> _Your objective_
Duplicate the data starting with the first line and going on through the line that contains "like-count: 7 <box>96 349 103 363</box>", including both ends.

> _Recorded data_
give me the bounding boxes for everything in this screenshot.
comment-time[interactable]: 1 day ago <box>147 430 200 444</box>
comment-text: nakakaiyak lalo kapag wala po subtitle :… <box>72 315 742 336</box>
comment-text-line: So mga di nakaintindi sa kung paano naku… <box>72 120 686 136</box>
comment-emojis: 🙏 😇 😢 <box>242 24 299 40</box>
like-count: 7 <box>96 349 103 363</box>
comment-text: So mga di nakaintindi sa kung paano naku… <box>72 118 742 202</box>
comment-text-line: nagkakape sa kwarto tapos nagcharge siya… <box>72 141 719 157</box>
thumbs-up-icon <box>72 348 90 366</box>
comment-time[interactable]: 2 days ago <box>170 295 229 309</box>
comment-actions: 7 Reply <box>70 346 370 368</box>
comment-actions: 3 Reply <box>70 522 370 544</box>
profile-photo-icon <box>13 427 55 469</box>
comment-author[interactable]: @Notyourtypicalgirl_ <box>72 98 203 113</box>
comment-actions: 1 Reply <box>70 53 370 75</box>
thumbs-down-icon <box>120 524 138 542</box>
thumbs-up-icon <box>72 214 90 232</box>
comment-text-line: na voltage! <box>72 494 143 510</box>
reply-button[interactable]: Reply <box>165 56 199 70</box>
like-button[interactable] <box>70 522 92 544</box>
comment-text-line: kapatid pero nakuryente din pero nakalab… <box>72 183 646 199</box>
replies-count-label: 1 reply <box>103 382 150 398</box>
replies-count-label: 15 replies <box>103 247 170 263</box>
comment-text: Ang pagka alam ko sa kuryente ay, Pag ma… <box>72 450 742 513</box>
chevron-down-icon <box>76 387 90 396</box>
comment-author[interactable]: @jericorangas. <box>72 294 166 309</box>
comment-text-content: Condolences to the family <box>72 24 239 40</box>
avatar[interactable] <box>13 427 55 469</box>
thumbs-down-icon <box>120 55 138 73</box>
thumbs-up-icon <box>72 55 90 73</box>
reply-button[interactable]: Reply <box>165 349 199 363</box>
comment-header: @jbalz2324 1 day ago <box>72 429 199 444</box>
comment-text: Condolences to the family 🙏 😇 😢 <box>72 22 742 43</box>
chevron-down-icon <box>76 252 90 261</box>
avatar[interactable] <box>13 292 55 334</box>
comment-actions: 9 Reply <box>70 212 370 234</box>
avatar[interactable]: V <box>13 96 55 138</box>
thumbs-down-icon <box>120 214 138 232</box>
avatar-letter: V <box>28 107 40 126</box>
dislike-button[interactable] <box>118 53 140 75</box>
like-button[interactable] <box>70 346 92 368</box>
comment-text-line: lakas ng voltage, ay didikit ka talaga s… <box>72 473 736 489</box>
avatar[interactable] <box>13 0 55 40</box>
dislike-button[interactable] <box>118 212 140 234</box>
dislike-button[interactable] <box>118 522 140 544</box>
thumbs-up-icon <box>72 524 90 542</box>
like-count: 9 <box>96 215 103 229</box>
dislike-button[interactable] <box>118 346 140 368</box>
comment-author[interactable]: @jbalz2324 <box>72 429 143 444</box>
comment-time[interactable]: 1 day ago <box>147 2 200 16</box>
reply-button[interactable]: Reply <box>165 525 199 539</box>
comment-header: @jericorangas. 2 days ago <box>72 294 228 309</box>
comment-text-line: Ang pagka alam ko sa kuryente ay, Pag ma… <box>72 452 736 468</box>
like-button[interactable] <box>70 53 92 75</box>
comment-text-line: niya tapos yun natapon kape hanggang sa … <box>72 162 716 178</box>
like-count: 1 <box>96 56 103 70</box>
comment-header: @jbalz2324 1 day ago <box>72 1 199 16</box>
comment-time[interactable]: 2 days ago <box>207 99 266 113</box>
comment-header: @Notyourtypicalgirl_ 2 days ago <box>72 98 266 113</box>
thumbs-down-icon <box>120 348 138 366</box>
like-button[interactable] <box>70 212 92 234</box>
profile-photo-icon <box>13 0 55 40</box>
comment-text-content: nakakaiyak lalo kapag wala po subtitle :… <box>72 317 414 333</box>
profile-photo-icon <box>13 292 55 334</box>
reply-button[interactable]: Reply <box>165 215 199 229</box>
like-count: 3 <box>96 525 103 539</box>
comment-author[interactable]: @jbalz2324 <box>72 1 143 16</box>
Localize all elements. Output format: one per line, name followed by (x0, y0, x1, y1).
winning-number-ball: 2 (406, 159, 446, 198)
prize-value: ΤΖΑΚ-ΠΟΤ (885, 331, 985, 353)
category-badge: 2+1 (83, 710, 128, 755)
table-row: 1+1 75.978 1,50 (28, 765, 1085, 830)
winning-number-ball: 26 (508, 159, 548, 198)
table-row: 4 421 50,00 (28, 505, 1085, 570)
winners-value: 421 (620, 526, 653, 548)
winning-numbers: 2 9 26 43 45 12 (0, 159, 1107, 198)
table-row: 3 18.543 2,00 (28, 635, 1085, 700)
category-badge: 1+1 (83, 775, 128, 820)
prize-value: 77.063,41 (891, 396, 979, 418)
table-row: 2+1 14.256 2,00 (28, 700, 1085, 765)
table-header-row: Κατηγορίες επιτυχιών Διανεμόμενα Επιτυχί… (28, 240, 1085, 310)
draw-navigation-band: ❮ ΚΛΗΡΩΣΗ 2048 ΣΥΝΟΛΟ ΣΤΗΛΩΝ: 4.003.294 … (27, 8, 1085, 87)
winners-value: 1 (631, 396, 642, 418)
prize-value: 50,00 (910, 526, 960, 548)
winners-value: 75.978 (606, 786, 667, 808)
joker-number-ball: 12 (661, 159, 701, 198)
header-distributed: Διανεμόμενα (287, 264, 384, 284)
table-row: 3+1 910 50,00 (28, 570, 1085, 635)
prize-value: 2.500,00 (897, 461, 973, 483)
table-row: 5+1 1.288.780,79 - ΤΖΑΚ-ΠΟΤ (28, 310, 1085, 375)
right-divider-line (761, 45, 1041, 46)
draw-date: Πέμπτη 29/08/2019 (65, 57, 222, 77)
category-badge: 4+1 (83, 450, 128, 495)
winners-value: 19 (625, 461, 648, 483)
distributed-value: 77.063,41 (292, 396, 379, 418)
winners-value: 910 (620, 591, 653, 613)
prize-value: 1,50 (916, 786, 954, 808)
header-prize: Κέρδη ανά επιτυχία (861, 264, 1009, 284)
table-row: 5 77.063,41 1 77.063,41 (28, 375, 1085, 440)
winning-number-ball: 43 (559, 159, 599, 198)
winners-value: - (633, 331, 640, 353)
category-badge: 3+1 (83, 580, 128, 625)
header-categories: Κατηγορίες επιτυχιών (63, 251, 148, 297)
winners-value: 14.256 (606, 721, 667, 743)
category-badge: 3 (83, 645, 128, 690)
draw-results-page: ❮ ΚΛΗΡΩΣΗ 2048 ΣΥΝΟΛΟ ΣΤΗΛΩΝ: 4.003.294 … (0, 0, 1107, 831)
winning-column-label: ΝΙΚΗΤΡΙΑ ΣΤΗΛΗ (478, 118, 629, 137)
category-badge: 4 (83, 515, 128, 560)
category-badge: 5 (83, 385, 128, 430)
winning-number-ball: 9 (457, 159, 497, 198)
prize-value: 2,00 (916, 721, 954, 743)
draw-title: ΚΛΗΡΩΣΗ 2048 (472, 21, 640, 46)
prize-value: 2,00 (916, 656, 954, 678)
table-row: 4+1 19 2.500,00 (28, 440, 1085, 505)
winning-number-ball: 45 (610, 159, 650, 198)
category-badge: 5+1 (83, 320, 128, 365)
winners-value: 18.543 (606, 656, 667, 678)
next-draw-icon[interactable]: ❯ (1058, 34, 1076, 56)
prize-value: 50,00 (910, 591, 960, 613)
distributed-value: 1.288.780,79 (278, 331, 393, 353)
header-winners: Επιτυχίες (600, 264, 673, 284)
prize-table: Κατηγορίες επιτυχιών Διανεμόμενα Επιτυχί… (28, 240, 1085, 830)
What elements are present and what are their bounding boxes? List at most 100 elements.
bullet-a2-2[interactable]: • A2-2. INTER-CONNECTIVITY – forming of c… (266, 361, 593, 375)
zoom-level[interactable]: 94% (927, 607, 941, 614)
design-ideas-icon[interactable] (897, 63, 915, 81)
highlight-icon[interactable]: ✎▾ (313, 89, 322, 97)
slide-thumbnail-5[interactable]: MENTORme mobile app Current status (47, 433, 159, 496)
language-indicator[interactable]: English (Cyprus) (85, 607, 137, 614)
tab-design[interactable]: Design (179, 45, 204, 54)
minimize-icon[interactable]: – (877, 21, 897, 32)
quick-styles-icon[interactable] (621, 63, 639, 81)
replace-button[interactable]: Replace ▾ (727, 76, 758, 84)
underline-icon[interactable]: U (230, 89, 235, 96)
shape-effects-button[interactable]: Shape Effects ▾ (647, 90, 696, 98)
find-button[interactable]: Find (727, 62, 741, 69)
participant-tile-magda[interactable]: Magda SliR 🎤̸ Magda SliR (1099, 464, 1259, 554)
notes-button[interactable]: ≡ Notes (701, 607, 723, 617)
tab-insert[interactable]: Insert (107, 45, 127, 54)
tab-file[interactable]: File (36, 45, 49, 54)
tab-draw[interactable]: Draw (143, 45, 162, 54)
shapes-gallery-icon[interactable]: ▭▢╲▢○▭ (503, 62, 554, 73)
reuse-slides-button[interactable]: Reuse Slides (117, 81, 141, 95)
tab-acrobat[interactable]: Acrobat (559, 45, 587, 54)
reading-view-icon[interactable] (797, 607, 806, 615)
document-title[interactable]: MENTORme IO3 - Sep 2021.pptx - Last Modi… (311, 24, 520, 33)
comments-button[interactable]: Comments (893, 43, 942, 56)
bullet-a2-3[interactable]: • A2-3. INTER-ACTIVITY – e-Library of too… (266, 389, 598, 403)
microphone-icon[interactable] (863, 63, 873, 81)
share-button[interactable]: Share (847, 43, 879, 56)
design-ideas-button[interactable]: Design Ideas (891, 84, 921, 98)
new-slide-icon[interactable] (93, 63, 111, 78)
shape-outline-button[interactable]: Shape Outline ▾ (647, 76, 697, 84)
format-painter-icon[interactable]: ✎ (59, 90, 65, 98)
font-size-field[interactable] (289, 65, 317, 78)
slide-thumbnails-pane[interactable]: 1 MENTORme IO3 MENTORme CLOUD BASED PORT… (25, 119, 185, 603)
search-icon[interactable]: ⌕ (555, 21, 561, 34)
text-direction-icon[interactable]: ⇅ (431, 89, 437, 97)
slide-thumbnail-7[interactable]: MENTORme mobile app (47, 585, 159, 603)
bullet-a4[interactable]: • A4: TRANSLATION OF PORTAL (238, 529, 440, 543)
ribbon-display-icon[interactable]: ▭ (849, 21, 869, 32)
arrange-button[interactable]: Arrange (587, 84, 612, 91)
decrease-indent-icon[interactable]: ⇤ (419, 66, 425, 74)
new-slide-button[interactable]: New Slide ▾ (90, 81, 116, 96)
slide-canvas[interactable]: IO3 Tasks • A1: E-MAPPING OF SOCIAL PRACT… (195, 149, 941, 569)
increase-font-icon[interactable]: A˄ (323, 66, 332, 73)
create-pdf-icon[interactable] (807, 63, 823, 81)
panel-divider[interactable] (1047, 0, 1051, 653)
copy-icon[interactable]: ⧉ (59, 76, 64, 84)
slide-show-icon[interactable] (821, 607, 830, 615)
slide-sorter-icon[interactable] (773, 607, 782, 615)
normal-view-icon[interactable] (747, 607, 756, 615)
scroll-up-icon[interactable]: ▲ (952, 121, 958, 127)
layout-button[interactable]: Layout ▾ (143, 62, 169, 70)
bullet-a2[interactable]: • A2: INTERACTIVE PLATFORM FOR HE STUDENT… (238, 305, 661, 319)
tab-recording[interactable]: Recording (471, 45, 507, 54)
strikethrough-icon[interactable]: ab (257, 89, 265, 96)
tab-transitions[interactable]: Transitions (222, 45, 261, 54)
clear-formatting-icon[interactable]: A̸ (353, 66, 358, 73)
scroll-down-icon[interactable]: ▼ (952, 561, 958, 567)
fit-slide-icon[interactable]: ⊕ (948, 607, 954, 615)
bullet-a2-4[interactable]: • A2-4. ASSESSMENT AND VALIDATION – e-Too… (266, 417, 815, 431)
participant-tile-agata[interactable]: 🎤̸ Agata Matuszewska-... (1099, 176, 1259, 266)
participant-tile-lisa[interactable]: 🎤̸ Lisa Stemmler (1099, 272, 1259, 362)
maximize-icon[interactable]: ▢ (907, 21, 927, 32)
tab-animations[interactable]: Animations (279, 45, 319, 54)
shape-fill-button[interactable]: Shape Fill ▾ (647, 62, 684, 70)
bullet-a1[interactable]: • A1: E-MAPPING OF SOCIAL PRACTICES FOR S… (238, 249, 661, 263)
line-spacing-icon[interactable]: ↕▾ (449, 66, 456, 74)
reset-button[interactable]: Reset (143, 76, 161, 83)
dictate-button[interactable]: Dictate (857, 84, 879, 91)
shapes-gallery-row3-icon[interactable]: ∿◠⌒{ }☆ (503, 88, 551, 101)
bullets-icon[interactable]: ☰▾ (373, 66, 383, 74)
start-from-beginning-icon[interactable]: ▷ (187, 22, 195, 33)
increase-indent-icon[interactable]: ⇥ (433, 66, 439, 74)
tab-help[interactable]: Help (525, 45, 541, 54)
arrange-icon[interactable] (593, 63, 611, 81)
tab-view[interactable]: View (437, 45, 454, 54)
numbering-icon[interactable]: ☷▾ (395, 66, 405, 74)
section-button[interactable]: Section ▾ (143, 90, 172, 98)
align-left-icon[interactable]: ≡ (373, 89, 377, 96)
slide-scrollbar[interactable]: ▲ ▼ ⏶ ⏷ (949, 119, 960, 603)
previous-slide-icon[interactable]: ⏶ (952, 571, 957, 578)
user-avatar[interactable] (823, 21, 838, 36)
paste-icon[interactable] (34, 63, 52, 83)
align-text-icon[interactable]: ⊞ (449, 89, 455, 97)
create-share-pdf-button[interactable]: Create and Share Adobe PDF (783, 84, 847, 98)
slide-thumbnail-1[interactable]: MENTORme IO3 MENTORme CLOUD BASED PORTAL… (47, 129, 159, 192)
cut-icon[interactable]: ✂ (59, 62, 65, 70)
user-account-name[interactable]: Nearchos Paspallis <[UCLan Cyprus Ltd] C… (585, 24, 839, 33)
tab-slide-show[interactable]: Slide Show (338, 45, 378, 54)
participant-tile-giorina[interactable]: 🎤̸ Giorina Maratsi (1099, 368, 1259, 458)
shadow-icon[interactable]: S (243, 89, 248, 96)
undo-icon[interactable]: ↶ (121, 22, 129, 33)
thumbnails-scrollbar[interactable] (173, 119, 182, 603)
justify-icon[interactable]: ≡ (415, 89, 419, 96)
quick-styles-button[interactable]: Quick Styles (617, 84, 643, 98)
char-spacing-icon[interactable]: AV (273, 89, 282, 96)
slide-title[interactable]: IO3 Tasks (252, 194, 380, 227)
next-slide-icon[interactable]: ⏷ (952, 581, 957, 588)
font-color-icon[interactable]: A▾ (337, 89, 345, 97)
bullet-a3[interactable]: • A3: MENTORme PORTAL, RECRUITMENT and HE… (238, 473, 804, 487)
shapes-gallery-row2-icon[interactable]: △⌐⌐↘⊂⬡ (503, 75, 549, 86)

> _Written solution_
give me the bounding boxes for everything in this screenshot.
comment-time[interactable]: 1 day ago <box>147 430 200 444</box>
comment-text: nakakaiyak lalo kapag wala po subtitle :… <box>72 315 742 336</box>
comment-text-line: So mga di nakaintindi sa kung paano naku… <box>72 120 686 136</box>
comment-emojis: 🙏 😇 😢 <box>242 24 299 40</box>
like-count: 7 <box>96 349 103 363</box>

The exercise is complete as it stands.